*Set problem*: Search the material and gather each line with "следующего" in it.

= = = = = = =

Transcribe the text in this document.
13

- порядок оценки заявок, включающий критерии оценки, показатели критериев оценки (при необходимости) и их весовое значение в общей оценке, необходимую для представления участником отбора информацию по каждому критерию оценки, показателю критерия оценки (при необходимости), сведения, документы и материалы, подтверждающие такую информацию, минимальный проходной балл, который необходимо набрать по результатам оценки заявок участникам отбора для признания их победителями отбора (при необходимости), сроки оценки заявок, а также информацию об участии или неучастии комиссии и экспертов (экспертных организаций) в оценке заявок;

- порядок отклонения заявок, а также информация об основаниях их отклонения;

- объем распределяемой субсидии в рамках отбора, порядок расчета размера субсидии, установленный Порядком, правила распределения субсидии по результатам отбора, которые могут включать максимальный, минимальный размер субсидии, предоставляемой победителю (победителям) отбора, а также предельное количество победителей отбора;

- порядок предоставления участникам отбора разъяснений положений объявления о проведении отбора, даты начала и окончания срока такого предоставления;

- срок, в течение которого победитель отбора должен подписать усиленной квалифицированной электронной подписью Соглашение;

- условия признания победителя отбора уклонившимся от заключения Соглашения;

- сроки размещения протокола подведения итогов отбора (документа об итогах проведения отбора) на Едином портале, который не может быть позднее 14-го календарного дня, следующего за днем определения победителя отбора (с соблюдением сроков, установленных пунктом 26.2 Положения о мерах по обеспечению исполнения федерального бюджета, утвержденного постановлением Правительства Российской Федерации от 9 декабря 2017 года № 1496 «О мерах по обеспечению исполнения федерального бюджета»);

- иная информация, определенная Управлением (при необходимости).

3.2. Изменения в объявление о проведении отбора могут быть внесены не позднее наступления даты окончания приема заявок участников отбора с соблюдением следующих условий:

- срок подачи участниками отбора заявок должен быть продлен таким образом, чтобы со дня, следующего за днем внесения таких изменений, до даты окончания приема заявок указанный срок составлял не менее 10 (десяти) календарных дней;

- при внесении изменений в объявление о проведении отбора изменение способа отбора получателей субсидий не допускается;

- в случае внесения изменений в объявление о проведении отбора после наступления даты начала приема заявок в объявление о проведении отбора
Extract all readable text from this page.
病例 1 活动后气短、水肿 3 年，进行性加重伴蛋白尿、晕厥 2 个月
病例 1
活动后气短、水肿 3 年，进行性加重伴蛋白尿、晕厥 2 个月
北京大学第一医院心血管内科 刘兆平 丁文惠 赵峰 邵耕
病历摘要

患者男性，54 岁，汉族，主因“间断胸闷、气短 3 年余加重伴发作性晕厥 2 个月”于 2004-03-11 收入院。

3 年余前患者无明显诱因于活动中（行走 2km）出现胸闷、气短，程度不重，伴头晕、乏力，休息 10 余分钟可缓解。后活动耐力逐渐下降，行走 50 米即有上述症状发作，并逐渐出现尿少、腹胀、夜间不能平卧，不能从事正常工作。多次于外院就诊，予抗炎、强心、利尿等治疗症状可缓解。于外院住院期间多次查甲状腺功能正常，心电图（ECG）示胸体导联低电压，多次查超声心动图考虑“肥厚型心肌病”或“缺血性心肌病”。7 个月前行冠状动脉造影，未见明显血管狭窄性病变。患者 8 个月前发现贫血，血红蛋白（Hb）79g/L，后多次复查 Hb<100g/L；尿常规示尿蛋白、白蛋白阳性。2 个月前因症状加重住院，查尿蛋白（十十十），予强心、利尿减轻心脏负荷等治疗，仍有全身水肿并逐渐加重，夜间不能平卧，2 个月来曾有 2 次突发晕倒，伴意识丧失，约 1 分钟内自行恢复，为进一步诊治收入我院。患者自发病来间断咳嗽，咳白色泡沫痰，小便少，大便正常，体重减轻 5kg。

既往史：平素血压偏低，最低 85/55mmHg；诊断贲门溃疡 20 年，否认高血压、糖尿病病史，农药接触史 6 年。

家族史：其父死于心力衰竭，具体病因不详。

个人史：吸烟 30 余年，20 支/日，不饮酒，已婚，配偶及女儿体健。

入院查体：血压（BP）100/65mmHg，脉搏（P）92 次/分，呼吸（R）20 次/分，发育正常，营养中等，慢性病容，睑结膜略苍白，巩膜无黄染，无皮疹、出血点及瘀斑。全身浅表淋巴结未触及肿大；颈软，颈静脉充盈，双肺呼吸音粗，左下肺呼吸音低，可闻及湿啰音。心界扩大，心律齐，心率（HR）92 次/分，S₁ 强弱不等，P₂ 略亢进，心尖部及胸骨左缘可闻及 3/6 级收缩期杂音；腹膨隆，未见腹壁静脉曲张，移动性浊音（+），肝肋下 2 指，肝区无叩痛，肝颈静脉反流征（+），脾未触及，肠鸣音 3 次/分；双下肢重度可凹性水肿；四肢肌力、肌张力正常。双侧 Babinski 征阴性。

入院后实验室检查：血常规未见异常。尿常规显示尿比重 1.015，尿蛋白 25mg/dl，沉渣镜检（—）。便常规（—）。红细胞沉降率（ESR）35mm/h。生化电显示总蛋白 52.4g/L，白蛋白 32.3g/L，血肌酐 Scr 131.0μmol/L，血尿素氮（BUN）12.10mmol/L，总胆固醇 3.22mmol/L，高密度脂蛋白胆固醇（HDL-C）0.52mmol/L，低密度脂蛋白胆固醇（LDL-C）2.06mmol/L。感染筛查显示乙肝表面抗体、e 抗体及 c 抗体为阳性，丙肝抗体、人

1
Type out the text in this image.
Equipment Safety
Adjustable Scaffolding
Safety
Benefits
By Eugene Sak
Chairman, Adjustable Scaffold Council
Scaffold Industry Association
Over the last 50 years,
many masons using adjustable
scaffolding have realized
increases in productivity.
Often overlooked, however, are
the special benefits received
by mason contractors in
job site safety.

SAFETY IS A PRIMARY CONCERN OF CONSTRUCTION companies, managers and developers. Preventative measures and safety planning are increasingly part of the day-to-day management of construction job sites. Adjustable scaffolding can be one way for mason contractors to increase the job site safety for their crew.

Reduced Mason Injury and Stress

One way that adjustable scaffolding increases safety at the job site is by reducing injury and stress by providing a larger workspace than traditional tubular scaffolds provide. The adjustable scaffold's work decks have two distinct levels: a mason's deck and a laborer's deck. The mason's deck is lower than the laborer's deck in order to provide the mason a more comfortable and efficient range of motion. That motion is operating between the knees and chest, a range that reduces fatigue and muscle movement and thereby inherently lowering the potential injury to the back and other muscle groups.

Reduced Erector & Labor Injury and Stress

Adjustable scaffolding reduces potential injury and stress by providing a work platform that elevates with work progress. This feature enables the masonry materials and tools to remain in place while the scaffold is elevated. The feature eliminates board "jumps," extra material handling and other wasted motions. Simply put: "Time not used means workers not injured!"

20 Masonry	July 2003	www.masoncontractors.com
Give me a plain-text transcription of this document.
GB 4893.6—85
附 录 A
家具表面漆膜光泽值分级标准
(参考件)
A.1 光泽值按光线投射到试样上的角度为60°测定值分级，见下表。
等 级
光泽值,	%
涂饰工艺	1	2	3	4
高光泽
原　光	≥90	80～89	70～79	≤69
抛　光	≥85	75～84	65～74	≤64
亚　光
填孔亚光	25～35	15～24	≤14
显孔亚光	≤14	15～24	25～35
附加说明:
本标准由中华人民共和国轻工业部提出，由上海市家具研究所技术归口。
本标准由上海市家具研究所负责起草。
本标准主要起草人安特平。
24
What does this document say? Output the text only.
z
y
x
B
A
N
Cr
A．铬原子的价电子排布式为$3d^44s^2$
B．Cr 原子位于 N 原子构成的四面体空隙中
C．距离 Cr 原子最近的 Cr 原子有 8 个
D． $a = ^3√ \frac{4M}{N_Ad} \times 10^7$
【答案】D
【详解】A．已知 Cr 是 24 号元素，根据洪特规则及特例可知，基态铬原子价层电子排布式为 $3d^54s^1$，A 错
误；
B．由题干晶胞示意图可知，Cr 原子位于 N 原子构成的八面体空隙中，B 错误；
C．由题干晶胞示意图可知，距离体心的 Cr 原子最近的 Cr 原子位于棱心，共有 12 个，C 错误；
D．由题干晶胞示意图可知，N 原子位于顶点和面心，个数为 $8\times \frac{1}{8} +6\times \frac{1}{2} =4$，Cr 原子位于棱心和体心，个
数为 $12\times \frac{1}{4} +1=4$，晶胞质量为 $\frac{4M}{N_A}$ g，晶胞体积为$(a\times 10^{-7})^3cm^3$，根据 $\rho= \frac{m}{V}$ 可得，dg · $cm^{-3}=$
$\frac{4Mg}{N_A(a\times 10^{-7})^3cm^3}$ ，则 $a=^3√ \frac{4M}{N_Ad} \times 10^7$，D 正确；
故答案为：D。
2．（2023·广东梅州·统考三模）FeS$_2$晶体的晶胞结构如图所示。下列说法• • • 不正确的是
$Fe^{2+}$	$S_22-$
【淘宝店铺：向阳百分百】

= = = = = = =

*Answer to the problem*:
- сроки размещения протокола подведения итогов отбора (документа об итогах проведения отбора) на Едином портале, который не может быть позднее 14-го календарного дня, следующего за днем определения победителя отбора (с соблюдением сроков, установленных пунктом 26.2 Положения о мерах по обеспечению исполнения федерального бюджета, утвержденного постановлением Правительства Российской Федерации от 9 декабря 2017 года № 1496 «О мерах по обеспечению исполнения федерального бюджета»);
- срок подачи участниками отбора заявок должен быть продлен таким образом, чтобы со дня, следующего за днем внесения таких изменений, до даты окончания приема заявок указанный срок составлял не менее 10 (десяти) календарных дней;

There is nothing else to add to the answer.